> **WRITTEN EXERCISE**:
Search the records for the word "Zombie" and pick out every line that has it.

> **INPUT DATA**:
········

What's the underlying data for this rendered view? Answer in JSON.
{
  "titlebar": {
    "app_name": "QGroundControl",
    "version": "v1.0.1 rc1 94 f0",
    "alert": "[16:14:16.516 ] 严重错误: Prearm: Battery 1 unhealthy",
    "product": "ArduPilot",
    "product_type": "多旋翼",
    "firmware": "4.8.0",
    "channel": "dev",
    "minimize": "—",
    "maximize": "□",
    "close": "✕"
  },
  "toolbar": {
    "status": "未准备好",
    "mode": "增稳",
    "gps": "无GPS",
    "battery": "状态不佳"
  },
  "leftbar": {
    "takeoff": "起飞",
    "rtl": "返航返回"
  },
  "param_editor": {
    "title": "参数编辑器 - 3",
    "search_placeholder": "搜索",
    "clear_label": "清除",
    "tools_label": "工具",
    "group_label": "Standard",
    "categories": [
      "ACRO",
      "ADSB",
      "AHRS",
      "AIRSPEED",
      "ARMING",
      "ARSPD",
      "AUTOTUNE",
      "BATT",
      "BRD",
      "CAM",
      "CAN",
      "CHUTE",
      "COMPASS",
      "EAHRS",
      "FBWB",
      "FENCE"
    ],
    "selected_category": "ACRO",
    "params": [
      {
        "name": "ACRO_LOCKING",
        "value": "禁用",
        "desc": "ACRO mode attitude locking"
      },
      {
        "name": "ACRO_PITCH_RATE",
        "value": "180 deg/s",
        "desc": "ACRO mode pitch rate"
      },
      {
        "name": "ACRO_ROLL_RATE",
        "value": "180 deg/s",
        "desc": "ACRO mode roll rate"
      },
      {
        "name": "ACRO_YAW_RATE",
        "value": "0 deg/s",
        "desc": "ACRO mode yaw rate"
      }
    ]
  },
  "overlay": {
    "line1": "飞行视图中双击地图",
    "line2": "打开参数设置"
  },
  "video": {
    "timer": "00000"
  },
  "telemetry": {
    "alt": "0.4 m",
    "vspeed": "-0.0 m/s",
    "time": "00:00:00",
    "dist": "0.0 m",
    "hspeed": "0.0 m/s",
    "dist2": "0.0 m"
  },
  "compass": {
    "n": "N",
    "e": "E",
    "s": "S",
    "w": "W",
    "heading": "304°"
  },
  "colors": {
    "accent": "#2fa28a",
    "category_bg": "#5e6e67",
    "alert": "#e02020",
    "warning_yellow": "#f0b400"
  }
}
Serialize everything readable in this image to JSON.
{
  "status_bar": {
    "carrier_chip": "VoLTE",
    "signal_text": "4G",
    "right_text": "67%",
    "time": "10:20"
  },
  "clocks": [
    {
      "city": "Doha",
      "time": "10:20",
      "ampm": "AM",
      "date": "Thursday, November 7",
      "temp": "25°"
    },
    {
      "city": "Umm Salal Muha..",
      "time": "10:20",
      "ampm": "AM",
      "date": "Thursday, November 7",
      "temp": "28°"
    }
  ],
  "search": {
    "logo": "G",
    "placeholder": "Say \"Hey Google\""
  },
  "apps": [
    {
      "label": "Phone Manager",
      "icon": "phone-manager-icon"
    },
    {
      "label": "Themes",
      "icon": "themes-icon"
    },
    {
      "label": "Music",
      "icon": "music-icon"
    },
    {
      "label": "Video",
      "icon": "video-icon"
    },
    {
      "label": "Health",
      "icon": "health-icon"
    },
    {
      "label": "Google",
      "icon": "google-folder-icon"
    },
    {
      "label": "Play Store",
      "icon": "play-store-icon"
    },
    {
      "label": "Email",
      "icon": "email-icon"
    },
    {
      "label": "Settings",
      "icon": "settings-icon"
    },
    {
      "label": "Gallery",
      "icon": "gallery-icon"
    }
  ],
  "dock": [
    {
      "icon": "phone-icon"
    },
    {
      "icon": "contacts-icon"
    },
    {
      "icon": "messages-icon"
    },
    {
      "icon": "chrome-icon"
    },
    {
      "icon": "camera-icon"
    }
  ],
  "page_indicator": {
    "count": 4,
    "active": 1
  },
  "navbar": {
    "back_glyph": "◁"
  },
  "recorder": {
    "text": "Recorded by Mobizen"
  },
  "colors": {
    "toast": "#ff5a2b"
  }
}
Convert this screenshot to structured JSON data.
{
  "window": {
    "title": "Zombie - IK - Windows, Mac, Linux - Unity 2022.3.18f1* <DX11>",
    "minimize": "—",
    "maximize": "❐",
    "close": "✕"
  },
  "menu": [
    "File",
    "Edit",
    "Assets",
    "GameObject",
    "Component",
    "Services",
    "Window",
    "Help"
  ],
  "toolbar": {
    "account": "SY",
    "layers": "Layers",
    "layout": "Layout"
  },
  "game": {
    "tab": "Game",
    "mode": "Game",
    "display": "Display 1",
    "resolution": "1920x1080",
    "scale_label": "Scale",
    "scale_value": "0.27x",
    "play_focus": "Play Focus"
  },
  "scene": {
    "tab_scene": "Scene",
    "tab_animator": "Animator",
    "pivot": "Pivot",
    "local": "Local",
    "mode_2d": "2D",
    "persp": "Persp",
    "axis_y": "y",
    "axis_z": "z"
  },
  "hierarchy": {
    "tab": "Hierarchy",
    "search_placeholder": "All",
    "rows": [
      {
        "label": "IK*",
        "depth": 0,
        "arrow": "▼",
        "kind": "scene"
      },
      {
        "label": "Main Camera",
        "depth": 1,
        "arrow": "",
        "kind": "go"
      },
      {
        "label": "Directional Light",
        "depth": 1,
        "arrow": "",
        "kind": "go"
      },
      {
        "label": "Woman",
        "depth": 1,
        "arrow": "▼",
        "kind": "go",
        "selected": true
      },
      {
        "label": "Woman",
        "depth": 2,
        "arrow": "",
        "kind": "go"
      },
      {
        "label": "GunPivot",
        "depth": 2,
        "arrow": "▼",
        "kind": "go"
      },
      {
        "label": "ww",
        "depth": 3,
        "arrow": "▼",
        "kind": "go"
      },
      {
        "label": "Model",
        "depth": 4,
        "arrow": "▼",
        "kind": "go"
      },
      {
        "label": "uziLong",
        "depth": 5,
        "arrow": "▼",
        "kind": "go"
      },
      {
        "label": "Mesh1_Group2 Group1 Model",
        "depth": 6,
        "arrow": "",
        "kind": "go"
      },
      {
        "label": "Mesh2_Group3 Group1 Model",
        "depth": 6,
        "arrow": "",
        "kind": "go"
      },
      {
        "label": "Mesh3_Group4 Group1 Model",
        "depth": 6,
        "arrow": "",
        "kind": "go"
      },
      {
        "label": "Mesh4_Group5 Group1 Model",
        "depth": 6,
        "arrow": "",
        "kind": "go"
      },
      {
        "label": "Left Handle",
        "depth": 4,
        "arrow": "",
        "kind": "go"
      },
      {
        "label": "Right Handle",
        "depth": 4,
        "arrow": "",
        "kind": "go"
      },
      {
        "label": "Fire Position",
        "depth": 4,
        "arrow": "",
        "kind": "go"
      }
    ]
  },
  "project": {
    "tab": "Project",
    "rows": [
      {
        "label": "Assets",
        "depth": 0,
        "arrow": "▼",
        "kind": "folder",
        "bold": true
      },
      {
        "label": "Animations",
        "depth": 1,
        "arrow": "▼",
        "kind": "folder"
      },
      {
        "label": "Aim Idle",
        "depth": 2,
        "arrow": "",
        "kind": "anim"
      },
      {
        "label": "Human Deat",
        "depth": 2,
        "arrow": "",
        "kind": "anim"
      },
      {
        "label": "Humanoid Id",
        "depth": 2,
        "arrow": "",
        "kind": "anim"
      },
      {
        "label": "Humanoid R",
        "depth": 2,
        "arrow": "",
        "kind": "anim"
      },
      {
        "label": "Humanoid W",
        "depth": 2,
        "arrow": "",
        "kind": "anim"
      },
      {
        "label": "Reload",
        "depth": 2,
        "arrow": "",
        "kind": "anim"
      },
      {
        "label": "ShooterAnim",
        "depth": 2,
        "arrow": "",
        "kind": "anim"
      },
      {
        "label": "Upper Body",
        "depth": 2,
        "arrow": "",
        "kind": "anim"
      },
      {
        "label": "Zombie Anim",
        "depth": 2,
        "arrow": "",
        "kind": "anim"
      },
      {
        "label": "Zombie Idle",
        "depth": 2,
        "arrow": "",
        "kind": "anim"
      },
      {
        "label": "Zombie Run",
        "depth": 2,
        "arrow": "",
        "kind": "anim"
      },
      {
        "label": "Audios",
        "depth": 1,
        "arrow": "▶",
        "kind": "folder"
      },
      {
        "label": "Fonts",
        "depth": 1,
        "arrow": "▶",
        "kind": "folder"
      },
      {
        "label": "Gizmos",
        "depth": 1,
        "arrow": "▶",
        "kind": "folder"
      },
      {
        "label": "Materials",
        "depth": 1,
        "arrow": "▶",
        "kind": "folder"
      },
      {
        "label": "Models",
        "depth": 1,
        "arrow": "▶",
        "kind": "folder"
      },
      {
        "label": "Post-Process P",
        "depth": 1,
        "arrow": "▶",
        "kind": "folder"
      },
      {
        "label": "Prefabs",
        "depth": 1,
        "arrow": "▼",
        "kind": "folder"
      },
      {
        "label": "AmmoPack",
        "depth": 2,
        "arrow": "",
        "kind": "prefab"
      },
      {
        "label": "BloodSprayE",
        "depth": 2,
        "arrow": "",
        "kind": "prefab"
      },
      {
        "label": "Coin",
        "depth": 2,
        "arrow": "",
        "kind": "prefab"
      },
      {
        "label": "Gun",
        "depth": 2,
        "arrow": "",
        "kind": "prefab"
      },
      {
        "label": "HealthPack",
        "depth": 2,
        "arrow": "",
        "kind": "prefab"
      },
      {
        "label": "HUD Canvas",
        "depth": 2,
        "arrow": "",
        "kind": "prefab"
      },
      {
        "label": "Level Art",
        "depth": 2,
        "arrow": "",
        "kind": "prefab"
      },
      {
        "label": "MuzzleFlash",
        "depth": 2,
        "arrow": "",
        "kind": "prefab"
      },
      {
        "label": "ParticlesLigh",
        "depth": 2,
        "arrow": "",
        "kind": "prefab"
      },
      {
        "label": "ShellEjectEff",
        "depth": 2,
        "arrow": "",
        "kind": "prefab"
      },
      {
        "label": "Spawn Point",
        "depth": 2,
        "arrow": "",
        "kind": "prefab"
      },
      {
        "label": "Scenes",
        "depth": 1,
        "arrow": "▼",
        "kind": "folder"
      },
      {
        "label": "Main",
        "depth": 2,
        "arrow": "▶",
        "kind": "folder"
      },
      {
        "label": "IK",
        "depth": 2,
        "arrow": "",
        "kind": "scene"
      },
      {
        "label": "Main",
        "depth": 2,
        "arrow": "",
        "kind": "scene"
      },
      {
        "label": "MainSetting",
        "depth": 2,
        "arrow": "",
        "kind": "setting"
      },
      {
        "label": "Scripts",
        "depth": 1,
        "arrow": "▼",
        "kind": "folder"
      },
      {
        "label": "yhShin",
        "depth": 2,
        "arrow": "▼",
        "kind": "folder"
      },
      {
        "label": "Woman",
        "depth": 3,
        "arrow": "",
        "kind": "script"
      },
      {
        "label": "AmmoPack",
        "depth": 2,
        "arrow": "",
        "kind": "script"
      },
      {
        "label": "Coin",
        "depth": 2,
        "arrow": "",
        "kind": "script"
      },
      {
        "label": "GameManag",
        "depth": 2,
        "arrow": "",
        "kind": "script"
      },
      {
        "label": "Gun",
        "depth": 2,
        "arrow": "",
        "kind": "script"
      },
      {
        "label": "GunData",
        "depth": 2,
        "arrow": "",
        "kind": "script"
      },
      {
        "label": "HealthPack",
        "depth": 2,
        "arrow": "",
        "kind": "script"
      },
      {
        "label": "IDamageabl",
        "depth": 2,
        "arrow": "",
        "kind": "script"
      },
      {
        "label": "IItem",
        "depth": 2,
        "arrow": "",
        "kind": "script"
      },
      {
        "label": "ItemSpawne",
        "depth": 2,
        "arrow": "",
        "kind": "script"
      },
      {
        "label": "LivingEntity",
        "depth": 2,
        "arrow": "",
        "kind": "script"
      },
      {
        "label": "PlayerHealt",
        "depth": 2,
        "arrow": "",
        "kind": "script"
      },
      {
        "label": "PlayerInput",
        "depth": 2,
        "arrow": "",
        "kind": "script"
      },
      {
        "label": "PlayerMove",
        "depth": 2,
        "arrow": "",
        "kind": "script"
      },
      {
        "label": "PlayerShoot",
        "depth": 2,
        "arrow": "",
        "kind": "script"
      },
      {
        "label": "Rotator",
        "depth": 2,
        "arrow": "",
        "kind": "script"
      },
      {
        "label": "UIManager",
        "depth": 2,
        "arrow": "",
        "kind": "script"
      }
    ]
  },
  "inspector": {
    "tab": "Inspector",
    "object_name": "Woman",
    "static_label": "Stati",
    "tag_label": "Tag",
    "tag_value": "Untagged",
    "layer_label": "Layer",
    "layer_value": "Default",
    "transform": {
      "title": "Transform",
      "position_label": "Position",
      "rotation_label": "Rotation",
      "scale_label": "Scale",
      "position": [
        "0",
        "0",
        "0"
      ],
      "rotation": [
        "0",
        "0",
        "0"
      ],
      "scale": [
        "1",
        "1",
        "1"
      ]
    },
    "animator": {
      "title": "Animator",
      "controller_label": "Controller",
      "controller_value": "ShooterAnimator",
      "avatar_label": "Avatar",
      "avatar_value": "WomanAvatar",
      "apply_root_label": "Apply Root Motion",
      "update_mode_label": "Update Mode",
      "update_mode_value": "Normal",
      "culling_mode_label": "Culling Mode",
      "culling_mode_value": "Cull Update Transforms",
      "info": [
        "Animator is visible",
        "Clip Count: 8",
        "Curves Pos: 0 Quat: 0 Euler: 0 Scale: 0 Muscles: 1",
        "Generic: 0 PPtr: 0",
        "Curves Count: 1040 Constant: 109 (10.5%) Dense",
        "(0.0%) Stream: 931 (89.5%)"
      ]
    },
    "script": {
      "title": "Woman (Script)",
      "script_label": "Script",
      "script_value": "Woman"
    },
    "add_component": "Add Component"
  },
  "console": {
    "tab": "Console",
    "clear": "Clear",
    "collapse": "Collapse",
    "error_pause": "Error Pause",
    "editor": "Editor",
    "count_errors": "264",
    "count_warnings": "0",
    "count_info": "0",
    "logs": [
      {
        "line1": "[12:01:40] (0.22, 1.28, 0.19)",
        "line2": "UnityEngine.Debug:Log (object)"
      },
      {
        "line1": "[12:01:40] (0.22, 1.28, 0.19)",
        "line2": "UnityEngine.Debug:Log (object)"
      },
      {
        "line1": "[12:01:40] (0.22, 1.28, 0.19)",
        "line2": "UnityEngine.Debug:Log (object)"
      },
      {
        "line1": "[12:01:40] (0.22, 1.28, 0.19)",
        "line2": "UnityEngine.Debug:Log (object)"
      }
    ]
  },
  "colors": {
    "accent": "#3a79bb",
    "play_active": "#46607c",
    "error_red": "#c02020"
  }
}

········

> **THE RESPONSE**:
    "title": "Zombie - IK - Windows, Mac, Linux - Unity 2022.3.18f1* <DX11>",
        "label": "Zombie Anim",
        "label": "Zombie Idle",
        "label": "Zombie Run",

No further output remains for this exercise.